■ WHAT YOU ARE ASKED TO DO:
Below is a listing; reproduce each line of it exactly.

■ Stored data entries:

- - - - -

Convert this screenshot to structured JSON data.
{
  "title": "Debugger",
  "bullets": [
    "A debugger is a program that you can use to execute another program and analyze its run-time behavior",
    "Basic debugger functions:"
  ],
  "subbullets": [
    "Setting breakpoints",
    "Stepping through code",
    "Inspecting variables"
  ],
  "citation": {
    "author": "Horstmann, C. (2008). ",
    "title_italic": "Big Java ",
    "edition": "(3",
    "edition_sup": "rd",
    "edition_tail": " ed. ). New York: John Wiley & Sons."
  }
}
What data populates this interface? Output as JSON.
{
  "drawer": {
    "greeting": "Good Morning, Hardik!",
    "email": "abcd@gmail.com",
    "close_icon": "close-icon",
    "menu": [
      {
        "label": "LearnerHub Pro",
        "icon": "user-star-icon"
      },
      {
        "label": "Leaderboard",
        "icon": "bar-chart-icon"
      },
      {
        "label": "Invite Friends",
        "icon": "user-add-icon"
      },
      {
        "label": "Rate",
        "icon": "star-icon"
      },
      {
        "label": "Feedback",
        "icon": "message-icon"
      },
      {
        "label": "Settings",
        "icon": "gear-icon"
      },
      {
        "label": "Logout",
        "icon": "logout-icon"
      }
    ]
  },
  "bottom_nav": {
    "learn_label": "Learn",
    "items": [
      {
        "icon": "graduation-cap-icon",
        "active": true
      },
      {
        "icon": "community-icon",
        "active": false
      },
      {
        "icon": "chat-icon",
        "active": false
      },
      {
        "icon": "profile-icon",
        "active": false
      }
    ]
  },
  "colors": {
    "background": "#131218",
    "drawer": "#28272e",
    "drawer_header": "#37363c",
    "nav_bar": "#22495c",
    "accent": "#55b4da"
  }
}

- - - - -

■ WRITTEN REPLY:
Convert this screenshot to structured JSON data.
{
  "title": "Debugger",
  "bullets": [
    "A debugger is a program that you can use to execute another program and analyze its run-time behavior",
    "Basic debugger functions:"
  ],
  "subbullets": [
    "Setting breakpoints",
    "Stepping through code",
    "Inspecting variables"
  ],
  "citation": {
    "author": "Horstmann, C. (2008). ",
    "title_italic": "Big Java ",
    "edition": "(3",
    "edition_sup": "rd",
    "edition_tail": " ed. ). New York: John Wiley & Sons."
  }
}
What data populates this interface? Output as JSON.
{
  "drawer": {
    "greeting": "Good Morning, Hardik!",
    "email": "abcd@gmail.com",
    "close_icon": "close-icon",
    "menu": [
      {
        "label": "LearnerHub Pro",
        "icon": "user-star-icon"
      },
      {
        "label": "Leaderboard",
        "icon": "bar-chart-icon"
      },
      {
        "label": "Invite Friends",
        "icon": "user-add-icon"
      },
      {
        "label": "Rate",
        "icon": "star-icon"
      },
      {
        "label": "Feedback",
        "icon": "message-icon"
      },
      {
        "label": "Settings",
        "icon": "gear-icon"
      },
      {
        "label": "Logout",
        "icon": "logout-icon"
      }
    ]
  },
  "bottom_nav": {
    "learn_label": "Learn",
    "items": [
      {
        "icon": "graduation-cap-icon",
        "active": true
      },
      {
        "icon": "community-icon",
        "active": false
      },
      {
        "icon": "chat-icon",
        "active": false
      },
      {
        "icon": "profile-icon",
        "active": false
      }
    ]
  },
  "colors": {
    "background": "#131218",
    "drawer": "#28272e",
    "drawer_header": "#37363c",
    "nav_bar": "#22495c",
    "accent": "#55b4da"
  }
}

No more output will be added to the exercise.